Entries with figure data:
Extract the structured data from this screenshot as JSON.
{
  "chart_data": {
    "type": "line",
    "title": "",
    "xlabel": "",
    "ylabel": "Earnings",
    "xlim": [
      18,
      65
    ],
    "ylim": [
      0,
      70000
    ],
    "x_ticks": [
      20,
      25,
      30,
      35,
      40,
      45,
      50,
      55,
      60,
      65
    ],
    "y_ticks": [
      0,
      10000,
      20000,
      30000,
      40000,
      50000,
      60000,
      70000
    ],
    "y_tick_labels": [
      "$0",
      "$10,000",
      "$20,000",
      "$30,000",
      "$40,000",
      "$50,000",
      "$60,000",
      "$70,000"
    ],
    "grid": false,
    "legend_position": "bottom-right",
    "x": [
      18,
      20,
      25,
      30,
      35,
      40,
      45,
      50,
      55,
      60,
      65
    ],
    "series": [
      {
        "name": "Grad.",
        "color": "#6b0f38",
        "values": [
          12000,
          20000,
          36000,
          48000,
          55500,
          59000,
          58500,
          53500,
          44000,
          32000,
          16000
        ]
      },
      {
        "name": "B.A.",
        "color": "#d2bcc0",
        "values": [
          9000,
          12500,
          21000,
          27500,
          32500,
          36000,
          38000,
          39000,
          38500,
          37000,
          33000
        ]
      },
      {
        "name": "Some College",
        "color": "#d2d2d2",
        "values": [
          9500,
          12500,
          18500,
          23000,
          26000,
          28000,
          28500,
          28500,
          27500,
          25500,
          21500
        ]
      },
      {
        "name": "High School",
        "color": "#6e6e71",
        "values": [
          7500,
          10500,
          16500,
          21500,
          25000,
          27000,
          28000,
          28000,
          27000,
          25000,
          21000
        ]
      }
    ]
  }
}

● **Work to be completed**: Give back the whole listing exactly as it reads.

● **Finished task**:
Extract the structured data from this screenshot as JSON.
{
  "chart_data": {
    "type": "line",
    "title": "",
    "xlabel": "",
    "ylabel": "Earnings",
    "xlim": [
      18,
      65
    ],
    "ylim": [
      0,
      70000
    ],
    "x_ticks": [
      20,
      25,
      30,
      35,
      40,
      45,
      50,
      55,
      60,
      65
    ],
    "y_ticks": [
      0,
      10000,
      20000,
      30000,
      40000,
      50000,
      60000,
      70000
    ],
    "y_tick_labels": [
      "$0",
      "$10,000",
      "$20,000",
      "$30,000",
      "$40,000",
      "$50,000",
      "$60,000",
      "$70,000"
    ],
    "grid": false,
    "legend_position": "bottom-right",
    "x": [
      18,
      20,
      25,
      30,
      35,
      40,
      45,
      50,
      55,
      60,
      65
    ],
    "series": [
      {
        "name": "Grad.",
        "color": "#6b0f38",
        "values": [
          12000,
          20000,
          36000,
          48000,
          55500,
          59000,
          58500,
          53500,
          44000,
          32000,
          16000
        ]
      },
      {
        "name": "B.A.",
        "color": "#d2bcc0",
        "values": [
          9000,
          12500,
          21000,
          27500,
          32500,
          36000,
          38000,
          39000,
          38500,
          37000,
          33000
        ]
      },
      {
        "name": "Some College",
        "color": "#d2d2d2",
        "values": [
          9500,
          12500,
          18500,
          23000,
          26000,
          28000,
          28500,
          28500,
          27500,
          25500,
          21500
        ]
      },
      {
        "name": "High School",
        "color": "#6e6e71",
        "values": [
          7500,
          10500,
          16500,
          21500,
          25000,
          27000,
          28000,
          28000,
          27000,
          25000,
          21000
        ]
      }
    ]
  }
}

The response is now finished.